> What to produce
Give only the number of lines in the listing below where the string "exit" occurs.

> Data to use
********************

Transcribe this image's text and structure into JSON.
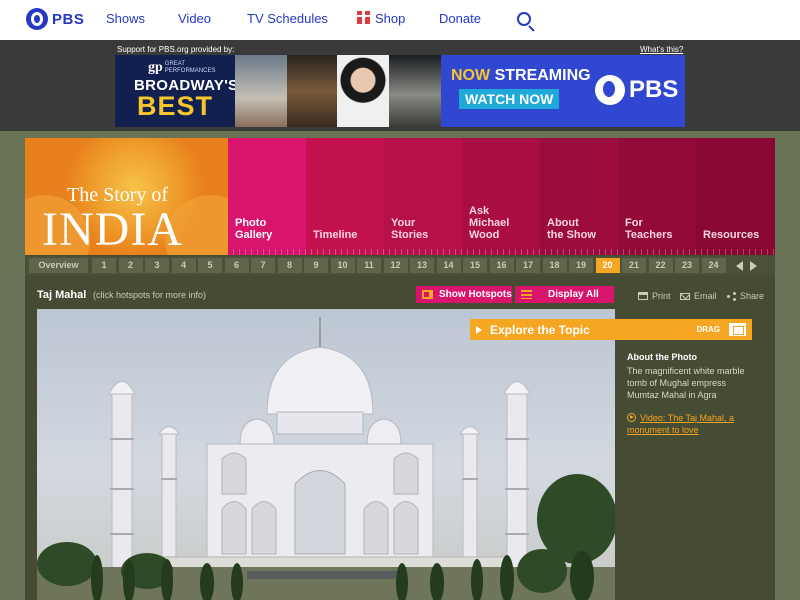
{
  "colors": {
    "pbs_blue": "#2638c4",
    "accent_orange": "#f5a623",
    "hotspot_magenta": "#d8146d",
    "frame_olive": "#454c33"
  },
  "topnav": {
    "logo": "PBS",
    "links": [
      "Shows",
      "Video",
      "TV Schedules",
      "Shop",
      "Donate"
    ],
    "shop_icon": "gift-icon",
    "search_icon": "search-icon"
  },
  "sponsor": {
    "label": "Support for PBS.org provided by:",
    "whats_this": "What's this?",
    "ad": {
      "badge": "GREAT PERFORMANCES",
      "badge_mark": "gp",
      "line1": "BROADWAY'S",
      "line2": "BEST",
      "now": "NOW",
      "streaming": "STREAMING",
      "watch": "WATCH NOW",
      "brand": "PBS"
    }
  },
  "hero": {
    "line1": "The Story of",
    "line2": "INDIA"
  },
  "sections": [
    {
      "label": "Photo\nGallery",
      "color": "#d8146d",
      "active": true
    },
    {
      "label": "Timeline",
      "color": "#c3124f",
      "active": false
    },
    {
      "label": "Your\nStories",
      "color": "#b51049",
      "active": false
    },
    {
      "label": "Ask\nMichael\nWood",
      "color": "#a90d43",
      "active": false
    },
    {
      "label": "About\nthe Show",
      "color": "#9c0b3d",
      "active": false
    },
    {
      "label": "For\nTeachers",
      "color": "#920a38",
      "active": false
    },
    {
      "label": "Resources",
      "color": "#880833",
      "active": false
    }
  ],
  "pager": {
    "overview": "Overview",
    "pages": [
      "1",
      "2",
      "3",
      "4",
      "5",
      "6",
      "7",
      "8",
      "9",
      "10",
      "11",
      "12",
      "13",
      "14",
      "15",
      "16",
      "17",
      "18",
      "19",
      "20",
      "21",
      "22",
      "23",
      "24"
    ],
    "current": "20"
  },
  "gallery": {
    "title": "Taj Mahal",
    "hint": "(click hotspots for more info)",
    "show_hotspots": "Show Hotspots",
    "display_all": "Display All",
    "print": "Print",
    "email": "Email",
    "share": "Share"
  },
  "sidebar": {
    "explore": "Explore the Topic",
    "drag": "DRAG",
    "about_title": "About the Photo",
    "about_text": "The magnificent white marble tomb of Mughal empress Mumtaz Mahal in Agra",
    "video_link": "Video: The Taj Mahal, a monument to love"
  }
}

********************

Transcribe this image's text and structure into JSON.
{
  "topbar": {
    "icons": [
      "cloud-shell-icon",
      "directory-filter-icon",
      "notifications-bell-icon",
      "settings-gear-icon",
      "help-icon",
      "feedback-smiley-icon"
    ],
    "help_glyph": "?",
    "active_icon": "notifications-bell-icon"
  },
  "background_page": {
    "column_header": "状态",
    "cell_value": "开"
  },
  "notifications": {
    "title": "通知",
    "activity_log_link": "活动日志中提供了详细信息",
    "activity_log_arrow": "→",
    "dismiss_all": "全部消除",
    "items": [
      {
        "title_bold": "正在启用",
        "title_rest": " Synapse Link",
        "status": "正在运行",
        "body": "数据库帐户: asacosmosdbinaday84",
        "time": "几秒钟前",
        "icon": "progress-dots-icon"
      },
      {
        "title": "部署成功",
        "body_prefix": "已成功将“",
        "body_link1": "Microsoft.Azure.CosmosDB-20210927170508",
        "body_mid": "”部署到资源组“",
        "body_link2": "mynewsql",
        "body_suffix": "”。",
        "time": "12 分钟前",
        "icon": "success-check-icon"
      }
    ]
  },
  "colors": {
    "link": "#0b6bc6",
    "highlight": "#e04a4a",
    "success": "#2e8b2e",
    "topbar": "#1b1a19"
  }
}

********************

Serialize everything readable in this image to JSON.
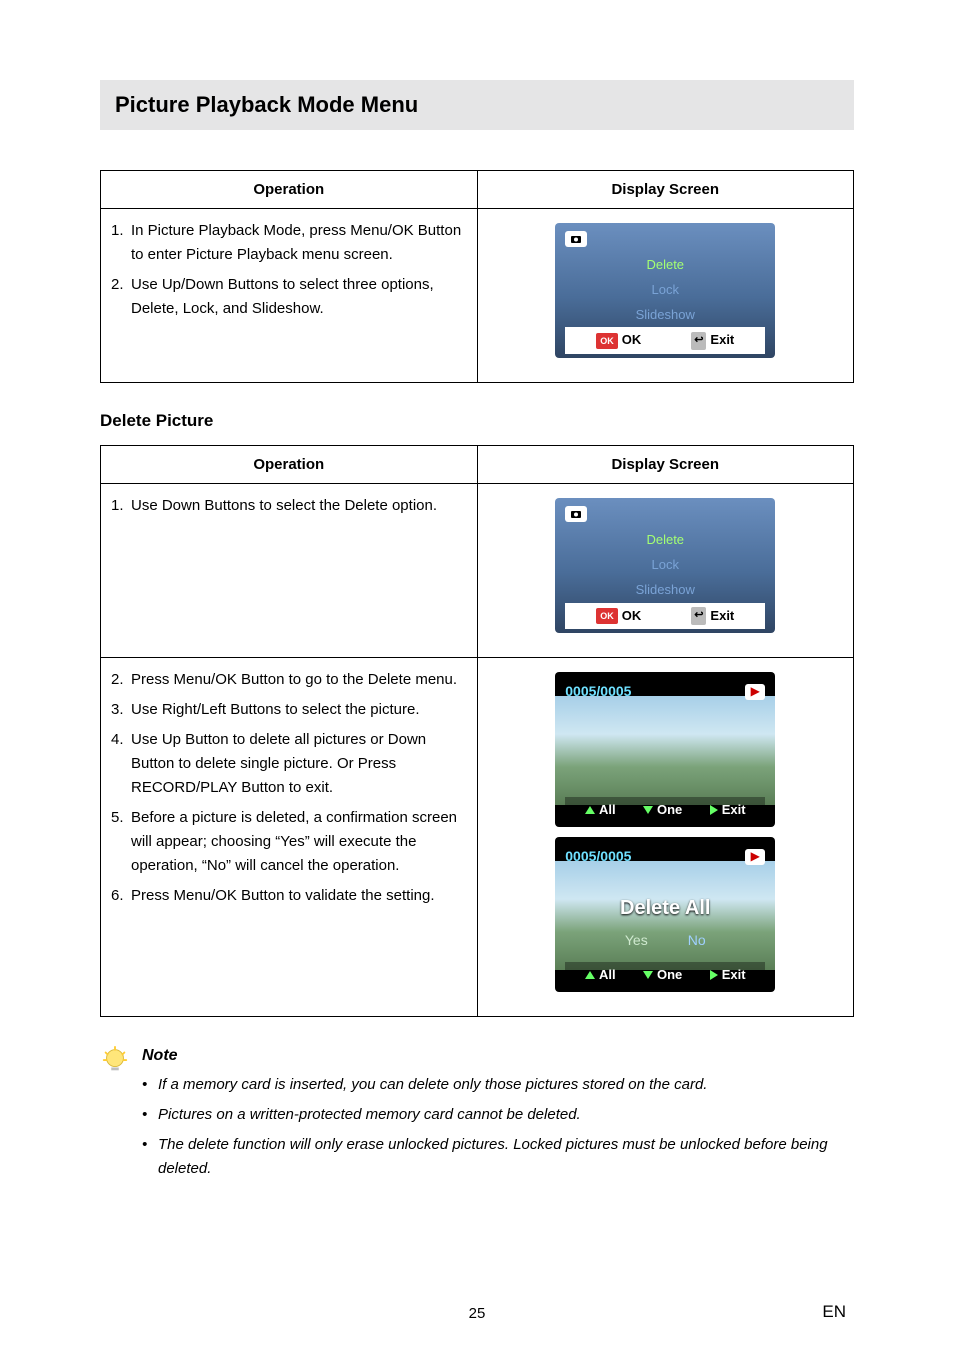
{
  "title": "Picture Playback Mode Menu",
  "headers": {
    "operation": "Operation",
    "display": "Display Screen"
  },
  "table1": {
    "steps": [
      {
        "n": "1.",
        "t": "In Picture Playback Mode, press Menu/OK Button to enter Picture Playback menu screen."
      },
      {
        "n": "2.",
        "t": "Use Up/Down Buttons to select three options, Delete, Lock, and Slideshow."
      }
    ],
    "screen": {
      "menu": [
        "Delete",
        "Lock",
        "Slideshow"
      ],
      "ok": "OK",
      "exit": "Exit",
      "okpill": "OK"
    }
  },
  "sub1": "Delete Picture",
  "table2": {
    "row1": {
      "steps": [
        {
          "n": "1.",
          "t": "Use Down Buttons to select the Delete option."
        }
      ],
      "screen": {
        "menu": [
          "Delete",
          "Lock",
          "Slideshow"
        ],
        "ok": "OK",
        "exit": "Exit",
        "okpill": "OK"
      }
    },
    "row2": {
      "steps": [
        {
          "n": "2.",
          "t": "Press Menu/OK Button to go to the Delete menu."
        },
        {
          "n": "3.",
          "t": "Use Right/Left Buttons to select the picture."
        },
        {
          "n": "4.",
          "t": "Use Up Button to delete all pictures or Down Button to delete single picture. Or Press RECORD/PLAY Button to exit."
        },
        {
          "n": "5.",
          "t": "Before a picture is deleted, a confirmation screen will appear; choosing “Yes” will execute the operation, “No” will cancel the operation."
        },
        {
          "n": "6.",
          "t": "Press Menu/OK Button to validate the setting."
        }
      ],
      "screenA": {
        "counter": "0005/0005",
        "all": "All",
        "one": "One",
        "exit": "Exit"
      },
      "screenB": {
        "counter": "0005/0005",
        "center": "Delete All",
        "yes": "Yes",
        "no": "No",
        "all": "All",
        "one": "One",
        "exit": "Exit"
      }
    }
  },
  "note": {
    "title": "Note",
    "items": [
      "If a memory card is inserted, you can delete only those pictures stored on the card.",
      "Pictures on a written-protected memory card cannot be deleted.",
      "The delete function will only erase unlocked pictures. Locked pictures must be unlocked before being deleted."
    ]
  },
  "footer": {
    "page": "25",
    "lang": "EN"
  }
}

********************

> Problem solution
5